Reproduce all records verbatim.

=== Entries shown ===

-------

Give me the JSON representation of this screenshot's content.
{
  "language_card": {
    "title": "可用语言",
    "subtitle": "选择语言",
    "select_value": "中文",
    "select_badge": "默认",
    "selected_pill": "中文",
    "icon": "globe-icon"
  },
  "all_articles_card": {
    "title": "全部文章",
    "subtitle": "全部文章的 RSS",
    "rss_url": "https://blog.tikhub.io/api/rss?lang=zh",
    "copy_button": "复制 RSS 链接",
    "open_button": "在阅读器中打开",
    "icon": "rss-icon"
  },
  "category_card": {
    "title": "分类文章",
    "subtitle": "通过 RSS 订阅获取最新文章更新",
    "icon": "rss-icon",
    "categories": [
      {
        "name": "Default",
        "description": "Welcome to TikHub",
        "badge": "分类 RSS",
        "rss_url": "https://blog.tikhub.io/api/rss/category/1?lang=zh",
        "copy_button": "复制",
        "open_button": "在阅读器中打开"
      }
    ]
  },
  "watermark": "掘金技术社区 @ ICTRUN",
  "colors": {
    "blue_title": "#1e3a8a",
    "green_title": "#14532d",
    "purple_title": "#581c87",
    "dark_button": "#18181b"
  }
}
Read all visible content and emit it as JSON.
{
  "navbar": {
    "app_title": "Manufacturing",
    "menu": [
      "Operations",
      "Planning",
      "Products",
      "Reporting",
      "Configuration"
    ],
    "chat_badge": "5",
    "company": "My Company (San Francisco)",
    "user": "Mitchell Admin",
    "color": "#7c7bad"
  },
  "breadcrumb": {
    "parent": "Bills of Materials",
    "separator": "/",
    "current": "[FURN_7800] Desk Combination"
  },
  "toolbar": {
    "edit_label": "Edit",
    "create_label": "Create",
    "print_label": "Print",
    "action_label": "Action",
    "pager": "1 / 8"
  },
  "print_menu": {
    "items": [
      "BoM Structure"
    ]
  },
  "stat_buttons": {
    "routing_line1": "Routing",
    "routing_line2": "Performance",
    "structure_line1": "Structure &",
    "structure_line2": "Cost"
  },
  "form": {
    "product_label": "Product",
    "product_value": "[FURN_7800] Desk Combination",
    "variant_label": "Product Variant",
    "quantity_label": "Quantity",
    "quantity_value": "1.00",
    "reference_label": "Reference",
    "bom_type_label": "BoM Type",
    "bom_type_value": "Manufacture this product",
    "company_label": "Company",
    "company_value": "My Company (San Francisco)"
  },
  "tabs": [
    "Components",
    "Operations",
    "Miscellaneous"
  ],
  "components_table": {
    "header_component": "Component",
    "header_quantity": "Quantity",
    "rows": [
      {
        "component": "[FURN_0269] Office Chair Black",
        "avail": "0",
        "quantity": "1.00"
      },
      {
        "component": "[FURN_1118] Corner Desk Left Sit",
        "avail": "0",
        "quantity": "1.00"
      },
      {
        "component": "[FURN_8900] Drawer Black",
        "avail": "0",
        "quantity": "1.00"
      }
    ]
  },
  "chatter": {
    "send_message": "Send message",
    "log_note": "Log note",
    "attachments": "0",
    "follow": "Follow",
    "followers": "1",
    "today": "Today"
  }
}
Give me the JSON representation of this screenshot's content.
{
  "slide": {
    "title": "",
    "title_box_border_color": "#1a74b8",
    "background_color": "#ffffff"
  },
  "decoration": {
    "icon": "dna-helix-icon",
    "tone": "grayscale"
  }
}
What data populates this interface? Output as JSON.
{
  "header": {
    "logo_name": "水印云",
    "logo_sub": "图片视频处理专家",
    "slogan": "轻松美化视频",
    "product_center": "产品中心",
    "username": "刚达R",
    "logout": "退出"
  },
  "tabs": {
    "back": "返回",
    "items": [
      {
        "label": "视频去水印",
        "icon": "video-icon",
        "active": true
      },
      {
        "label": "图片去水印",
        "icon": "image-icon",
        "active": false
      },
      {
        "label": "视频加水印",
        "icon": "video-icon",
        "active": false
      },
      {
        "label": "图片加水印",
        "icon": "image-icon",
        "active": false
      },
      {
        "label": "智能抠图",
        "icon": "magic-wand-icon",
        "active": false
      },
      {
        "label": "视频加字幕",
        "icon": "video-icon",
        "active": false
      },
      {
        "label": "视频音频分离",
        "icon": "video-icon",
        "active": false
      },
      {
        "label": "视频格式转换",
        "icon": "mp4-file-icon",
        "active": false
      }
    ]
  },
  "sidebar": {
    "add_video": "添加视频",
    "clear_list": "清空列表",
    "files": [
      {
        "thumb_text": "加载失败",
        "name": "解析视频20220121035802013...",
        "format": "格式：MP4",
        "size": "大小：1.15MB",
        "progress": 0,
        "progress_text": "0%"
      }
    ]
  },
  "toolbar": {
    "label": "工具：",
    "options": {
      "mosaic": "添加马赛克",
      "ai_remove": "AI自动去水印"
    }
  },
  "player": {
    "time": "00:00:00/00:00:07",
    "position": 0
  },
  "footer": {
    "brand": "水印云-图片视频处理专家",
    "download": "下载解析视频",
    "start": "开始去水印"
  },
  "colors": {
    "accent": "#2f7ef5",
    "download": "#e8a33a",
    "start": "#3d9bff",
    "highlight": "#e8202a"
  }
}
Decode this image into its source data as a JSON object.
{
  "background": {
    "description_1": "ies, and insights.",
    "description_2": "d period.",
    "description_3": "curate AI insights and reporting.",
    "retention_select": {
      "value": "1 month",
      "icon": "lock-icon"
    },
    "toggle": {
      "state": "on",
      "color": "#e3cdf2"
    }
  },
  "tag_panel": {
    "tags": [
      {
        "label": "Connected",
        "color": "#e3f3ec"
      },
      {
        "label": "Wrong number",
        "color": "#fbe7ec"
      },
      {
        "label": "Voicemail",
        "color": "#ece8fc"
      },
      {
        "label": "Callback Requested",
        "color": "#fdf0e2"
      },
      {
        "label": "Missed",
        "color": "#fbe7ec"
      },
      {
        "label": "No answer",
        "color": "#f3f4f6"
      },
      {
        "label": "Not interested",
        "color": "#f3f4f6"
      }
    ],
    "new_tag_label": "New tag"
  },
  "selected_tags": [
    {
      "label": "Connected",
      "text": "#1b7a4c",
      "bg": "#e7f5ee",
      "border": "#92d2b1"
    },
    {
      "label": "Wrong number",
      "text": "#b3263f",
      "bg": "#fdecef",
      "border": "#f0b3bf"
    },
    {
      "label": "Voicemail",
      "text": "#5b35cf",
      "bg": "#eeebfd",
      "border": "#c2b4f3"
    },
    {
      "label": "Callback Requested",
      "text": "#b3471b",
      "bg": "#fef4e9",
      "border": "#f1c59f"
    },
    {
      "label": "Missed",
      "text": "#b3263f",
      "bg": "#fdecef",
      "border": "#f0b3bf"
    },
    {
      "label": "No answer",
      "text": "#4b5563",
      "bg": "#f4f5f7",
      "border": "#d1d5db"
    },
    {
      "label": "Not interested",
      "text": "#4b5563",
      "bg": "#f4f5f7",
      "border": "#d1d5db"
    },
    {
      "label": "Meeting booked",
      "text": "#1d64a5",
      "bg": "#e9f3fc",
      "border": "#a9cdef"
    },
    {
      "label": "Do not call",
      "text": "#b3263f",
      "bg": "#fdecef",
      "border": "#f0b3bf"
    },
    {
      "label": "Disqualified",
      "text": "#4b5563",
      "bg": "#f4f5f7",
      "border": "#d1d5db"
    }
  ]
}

-------

=== Output for this task ===
Give me the JSON representation of this screenshot's content.
{
  "language_card": {
    "title": "可用语言",
    "subtitle": "选择语言",
    "select_value": "中文",
    "select_badge": "默认",
    "selected_pill": "中文",
    "icon": "globe-icon"
  },
  "all_articles_card": {
    "title": "全部文章",
    "subtitle": "全部文章的 RSS",
    "rss_url": "https://blog.tikhub.io/api/rss?lang=zh",
    "copy_button": "复制 RSS 链接",
    "open_button": "在阅读器中打开",
    "icon": "rss-icon"
  },
  "category_card": {
    "title": "分类文章",
    "subtitle": "通过 RSS 订阅获取最新文章更新",
    "icon": "rss-icon",
    "categories": [
      {
        "name": "Default",
        "description": "Welcome to TikHub",
        "badge": "分类 RSS",
        "rss_url": "https://blog.tikhub.io/api/rss/category/1?lang=zh",
        "copy_button": "复制",
        "open_button": "在阅读器中打开"
      }
    ]
  },
  "watermark": "掘金技术社区 @ ICTRUN",
  "colors": {
    "blue_title": "#1e3a8a",
    "green_title": "#14532d",
    "purple_title": "#581c87",
    "dark_button": "#18181b"
  }
}
Read all visible content and emit it as JSON.
{
  "navbar": {
    "app_title": "Manufacturing",
    "menu": [
      "Operations",
      "Planning",
      "Products",
      "Reporting",
      "Configuration"
    ],
    "chat_badge": "5",
    "company": "My Company (San Francisco)",
    "user": "Mitchell Admin",
    "color": "#7c7bad"
  },
  "breadcrumb": {
    "parent": "Bills of Materials",
    "separator": "/",
    "current": "[FURN_7800] Desk Combination"
  },
  "toolbar": {
    "edit_label": "Edit",
    "create_label": "Create",
    "print_label": "Print",
    "action_label": "Action",
    "pager": "1 / 8"
  },
  "print_menu": {
    "items": [
      "BoM Structure"
    ]
  },
  "stat_buttons": {
    "routing_line1": "Routing",
    "routing_line2": "Performance",
    "structure_line1": "Structure &",
    "structure_line2": "Cost"
  },
  "form": {
    "product_label": "Product",
    "product_value": "[FURN_7800] Desk Combination",
    "variant_label": "Product Variant",
    "quantity_label": "Quantity",
    "quantity_value": "1.00",
    "reference_label": "Reference",
    "bom_type_label": "BoM Type",
    "bom_type_value": "Manufacture this product",
    "company_label": "Company",
    "company_value": "My Company (San Francisco)"
  },
  "tabs": [
    "Components",
    "Operations",
    "Miscellaneous"
  ],
  "components_table": {
    "header_component": "Component",
    "header_quantity": "Quantity",
    "rows": [
      {
        "component": "[FURN_0269] Office Chair Black",
        "avail": "0",
        "quantity": "1.00"
      },
      {
        "component": "[FURN_1118] Corner Desk Left Sit",
        "avail": "0",
        "quantity": "1.00"
      },
      {
        "component": "[FURN_8900] Drawer Black",
        "avail": "0",
        "quantity": "1.00"
      }
    ]
  },
  "chatter": {
    "send_message": "Send message",
    "log_note": "Log note",
    "attachments": "0",
    "follow": "Follow",
    "followers": "1",
    "today": "Today"
  }
}
Give me the JSON representation of this screenshot's content.
{
  "slide": {
    "title": "",
    "title_box_border_color": "#1a74b8",
    "background_color": "#ffffff"
  },
  "decoration": {
    "icon": "dna-helix-icon",
    "tone": "grayscale"
  }
}
What data populates this interface? Output as JSON.
{
  "header": {
    "logo_name": "水印云",
    "logo_sub": "图片视频处理专家",
    "slogan": "轻松美化视频",
    "product_center": "产品中心",
    "username": "刚达R",
    "logout": "退出"
  },
  "tabs": {
    "back": "返回",
    "items": [
      {
        "label": "视频去水印",
        "icon": "video-icon",
        "active": true
      },
      {
        "label": "图片去水印",
        "icon": "image-icon",
        "active": false
      },
      {
        "label": "视频加水印",
        "icon": "video-icon",
        "active": false
      },
      {
        "label": "图片加水印",
        "icon": "image-icon",
        "active": false
      },
      {
        "label": "智能抠图",
        "icon": "magic-wand-icon",
        "active": false
      },
      {
        "label": "视频加字幕",
        "icon": "video-icon",
        "active": false
      },
      {
        "label": "视频音频分离",
        "icon": "video-icon",
        "active": false
      },
      {
        "label": "视频格式转换",
        "icon": "mp4-file-icon",
        "active": false
      }
    ]
  },
  "sidebar": {
    "add_video": "添加视频",
    "clear_list": "清空列表",
    "files": [
      {
        "thumb_text": "加载失败",
        "name": "解析视频20220121035802013...",
        "format": "格式：MP4",
        "size": "大小：1.15MB",
        "progress": 0,
        "progress_text": "0%"
      }
    ]
  },
  "toolbar": {
    "label": "工具：",
    "options": {
      "mosaic": "添加马赛克",
      "ai_remove": "AI自动去水印"
    }
  },
  "player": {
    "time": "00:00:00/00:00:07",
    "position": 0
  },
  "footer": {
    "brand": "水印云-图片视频处理专家",
    "download": "下载解析视频",
    "start": "开始去水印"
  },
  "colors": {
    "accent": "#2f7ef5",
    "download": "#e8a33a",
    "start": "#3d9bff",
    "highlight": "#e8202a"
  }
}
Decode this image into its source data as a JSON object.
{
  "background": {
    "description_1": "ies, and insights.",
    "description_2": "d period.",
    "description_3": "curate AI insights and reporting.",
    "retention_select": {
      "value": "1 month",
      "icon": "lock-icon"
    },
    "toggle": {
      "state": "on",
      "color": "#e3cdf2"
    }
  },
  "tag_panel": {
    "tags": [
      {
        "label": "Connected",
        "color": "#e3f3ec"
      },
      {
        "label": "Wrong number",
        "color": "#fbe7ec"
      },
      {
        "label": "Voicemail",
        "color": "#ece8fc"
      },
      {
        "label": "Callback Requested",
        "color": "#fdf0e2"
      },
      {
        "label": "Missed",
        "color": "#fbe7ec"
      },
      {
        "label": "No answer",
        "color": "#f3f4f6"
      },
      {
        "label": "Not interested",
        "color": "#f3f4f6"
      }
    ],
    "new_tag_label": "New tag"
  },
  "selected_tags": [
    {
      "label": "Connected",
      "text": "#1b7a4c",
      "bg": "#e7f5ee",
      "border": "#92d2b1"
    },
    {
      "label": "Wrong number",
      "text": "#b3263f",
      "bg": "#fdecef",
      "border": "#f0b3bf"
    },
    {
      "label": "Voicemail",
      "text": "#5b35cf",
      "bg": "#eeebfd",
      "border": "#c2b4f3"
    },
    {
      "label": "Callback Requested",
      "text": "#b3471b",
      "bg": "#fef4e9",
      "border": "#f1c59f"
    },
    {
      "label": "Missed",
      "text": "#b3263f",
      "bg": "#fdecef",
      "border": "#f0b3bf"
    },
    {
      "label": "No answer",
      "text": "#4b5563",
      "bg": "#f4f5f7",
      "border": "#d1d5db"
    },
    {
      "label": "Not interested",
      "text": "#4b5563",
      "bg": "#f4f5f7",
      "border": "#d1d5db"
    },
    {
      "label": "Meeting booked",
      "text": "#1d64a5",
      "bg": "#e9f3fc",
      "border": "#a9cdef"
    },
    {
      "label": "Do not call",
      "text": "#b3263f",
      "bg": "#fdecef",
      "border": "#f0b3bf"
    },
    {
      "label": "Disqualified",
      "text": "#4b5563",
      "bg": "#f4f5f7",
      "border": "#d1d5db"
    }
  ]
}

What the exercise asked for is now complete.